__Required tasks__.
#1 Translate this sentence from the Mitrophorus leucophaea entry into French: "Mitrophorus leucophaea is a species of beetle of the family Scarabaeidae."
#2 Carry the Mitrophorus leucophaea entry forward with a few more sentences, starting after its final line.

__Source extract__.
Mitrophorus leucophaea

Scientific classification
- Kingdom: Animalia
- Phylum: Arthropoda
- Class: Insecta
- Order: Coleoptera
- Suborder: Polyphaga
- Infraorder: Scarabaeiformia
- Family: Scarabaeidae
- Genus: Mitrophorus
- Species: M. leucophaea
- Binomial name: Mitrophorus leucophaea (Blanchard, 1850)
- Synonyms: Gymnoloma leucophaea Blanchard, 1850 ; Mitrophorus ateuchoides Burmeister, 1844 ;

= Mitrophorus leucophaea =

- Genus: Mitrophorus
- Species: leucophaea
- Authority: (Blanchard, 1850)

Species of beetle

Mitrophorus leucophaea is a species of beetle of the family Scarabaeidae. It is found in South Africa (Western Cape).

__Supplied data__.
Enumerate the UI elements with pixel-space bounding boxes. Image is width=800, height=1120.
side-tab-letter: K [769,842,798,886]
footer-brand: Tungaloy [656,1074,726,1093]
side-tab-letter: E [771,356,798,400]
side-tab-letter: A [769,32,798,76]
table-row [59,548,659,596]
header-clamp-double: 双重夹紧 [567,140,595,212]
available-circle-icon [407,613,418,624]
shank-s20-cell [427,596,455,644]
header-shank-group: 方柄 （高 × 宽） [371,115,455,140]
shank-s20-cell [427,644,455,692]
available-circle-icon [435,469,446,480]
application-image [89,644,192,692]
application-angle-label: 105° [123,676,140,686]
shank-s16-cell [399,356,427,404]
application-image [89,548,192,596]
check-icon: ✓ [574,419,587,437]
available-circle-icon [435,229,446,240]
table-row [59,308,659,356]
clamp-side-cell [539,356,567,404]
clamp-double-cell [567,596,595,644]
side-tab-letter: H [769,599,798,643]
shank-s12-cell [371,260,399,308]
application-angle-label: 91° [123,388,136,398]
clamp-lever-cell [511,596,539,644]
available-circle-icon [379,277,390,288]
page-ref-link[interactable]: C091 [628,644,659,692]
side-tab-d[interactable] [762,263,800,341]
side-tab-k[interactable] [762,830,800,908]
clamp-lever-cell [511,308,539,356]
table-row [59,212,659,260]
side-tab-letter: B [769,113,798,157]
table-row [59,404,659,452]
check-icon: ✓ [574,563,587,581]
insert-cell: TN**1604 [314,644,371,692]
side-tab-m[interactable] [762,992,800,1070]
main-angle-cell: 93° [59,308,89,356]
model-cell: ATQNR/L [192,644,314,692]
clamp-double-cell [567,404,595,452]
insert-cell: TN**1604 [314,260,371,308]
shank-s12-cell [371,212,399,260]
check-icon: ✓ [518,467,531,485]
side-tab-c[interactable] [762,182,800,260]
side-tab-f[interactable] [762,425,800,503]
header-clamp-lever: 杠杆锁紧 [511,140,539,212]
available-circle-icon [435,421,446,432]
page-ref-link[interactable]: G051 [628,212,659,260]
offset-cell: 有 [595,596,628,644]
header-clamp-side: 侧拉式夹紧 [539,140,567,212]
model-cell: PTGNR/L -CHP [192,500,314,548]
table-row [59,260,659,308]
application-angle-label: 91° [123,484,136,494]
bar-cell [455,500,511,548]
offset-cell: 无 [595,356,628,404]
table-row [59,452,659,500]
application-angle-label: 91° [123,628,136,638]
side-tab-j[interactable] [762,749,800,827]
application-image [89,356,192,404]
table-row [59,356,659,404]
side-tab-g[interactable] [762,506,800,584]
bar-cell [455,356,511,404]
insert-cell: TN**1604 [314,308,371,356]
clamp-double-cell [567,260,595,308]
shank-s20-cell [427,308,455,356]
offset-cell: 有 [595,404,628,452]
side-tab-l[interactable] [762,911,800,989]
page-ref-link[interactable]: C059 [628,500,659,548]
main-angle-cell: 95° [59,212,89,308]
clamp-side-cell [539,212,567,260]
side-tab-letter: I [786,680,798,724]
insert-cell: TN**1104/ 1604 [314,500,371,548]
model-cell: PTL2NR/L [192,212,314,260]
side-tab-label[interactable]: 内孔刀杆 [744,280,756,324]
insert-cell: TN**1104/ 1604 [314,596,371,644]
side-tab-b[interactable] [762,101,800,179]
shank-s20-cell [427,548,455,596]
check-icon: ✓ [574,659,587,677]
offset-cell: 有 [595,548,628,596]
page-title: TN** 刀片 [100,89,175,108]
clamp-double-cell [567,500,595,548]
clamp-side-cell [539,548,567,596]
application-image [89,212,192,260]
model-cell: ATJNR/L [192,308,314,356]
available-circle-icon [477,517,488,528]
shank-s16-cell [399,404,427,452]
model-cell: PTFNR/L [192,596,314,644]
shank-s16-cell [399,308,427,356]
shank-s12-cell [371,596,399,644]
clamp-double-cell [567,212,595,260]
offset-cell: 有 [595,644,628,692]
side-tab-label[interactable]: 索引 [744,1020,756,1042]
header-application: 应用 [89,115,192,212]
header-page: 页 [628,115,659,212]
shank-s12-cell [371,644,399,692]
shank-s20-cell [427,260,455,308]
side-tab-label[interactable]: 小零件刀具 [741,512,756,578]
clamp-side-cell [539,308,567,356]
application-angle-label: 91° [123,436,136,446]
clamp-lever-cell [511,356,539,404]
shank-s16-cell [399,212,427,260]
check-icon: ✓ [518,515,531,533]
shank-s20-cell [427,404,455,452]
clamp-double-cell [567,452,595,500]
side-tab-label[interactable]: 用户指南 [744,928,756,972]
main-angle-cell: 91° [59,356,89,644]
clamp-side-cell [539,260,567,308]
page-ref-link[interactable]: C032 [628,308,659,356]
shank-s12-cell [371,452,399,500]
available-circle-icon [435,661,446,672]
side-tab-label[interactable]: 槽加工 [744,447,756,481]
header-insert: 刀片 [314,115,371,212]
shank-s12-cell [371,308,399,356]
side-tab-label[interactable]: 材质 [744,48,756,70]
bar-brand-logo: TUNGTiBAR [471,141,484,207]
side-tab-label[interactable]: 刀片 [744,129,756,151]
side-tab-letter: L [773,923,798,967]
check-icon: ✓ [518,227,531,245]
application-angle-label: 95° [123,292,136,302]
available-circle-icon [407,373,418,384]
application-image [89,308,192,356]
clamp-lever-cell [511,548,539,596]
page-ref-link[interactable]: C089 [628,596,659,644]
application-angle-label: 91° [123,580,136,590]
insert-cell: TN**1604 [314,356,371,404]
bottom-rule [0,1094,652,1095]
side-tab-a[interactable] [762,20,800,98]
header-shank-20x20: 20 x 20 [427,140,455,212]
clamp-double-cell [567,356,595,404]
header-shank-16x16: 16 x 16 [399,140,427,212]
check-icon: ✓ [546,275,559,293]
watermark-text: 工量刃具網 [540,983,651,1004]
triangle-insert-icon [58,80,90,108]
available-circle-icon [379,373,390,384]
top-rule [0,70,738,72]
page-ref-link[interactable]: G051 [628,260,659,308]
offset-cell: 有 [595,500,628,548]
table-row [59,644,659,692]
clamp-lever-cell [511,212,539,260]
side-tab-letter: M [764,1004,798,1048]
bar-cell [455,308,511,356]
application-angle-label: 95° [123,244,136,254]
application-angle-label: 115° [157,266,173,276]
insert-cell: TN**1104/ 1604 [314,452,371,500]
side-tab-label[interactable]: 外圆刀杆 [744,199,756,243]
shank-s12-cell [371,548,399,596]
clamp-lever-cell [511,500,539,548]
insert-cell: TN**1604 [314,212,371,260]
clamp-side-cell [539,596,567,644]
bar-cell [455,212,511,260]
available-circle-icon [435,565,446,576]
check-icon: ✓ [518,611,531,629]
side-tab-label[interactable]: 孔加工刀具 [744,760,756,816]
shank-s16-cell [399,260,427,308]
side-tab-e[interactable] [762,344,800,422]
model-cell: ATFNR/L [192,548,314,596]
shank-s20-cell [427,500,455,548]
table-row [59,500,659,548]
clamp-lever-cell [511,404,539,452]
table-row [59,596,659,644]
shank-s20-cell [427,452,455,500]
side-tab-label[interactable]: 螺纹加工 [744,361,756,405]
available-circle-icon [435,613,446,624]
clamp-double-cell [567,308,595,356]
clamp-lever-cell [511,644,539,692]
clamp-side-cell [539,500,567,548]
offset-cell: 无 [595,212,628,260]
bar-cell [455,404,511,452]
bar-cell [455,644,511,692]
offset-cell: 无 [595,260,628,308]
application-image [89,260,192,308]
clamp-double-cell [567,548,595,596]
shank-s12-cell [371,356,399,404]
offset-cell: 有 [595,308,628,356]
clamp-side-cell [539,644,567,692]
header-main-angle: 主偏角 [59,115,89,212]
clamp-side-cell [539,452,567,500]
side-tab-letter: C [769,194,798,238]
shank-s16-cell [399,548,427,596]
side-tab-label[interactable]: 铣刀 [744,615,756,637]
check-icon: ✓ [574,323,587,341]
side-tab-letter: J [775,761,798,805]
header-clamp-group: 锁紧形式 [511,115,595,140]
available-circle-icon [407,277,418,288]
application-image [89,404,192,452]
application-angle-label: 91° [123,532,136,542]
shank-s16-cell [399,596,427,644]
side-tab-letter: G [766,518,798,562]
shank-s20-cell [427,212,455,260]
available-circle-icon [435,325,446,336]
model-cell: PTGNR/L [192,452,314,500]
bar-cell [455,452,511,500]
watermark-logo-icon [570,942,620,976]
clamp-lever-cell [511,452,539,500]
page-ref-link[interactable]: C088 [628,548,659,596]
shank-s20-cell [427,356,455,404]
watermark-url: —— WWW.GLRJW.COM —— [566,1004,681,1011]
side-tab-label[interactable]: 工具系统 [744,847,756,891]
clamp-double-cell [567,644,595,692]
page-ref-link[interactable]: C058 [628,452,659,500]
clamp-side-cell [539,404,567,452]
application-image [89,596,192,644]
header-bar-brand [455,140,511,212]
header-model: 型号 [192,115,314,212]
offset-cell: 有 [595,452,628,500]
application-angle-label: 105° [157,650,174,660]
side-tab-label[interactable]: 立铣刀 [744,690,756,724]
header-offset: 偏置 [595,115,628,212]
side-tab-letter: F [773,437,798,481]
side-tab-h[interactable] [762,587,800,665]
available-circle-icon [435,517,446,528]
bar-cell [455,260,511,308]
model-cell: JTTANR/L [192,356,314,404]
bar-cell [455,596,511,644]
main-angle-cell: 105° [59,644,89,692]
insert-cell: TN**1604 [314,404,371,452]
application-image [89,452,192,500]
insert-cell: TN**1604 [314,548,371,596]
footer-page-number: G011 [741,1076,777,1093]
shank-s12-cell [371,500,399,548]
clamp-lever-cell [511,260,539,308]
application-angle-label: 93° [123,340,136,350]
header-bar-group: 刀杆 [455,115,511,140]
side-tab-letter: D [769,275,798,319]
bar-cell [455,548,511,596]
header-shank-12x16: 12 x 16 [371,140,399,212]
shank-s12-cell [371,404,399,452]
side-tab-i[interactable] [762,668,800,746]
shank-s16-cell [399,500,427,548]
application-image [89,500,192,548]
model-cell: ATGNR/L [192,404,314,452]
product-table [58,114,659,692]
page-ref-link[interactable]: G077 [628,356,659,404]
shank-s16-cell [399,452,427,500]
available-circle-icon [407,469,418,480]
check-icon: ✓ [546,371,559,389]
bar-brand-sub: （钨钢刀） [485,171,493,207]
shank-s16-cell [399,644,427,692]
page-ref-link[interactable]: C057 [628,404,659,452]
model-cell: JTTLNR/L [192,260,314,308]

__Results for each task__.
#1 Mitrophorus leucophaea est une espèce de coléoptère de la famille des Scarabaeidae.

#2
== Description ==
Adults reach a length of about 7 mm. They are black, with the scutellum, elytra, the pygidial part and the abdomen entirely covered with minute contiguous flavous or sulphur-yellow scales. The pronotum is also covered with appressed sub-squamose hairs, as well as with a flavescent pubescence, and along the base there is a broad band of scales. The head is pubescent and rugose. The elytra are elongate, sub-rufescent, sub-cylindrical, not emarginate laterally and bi-costulate on each side.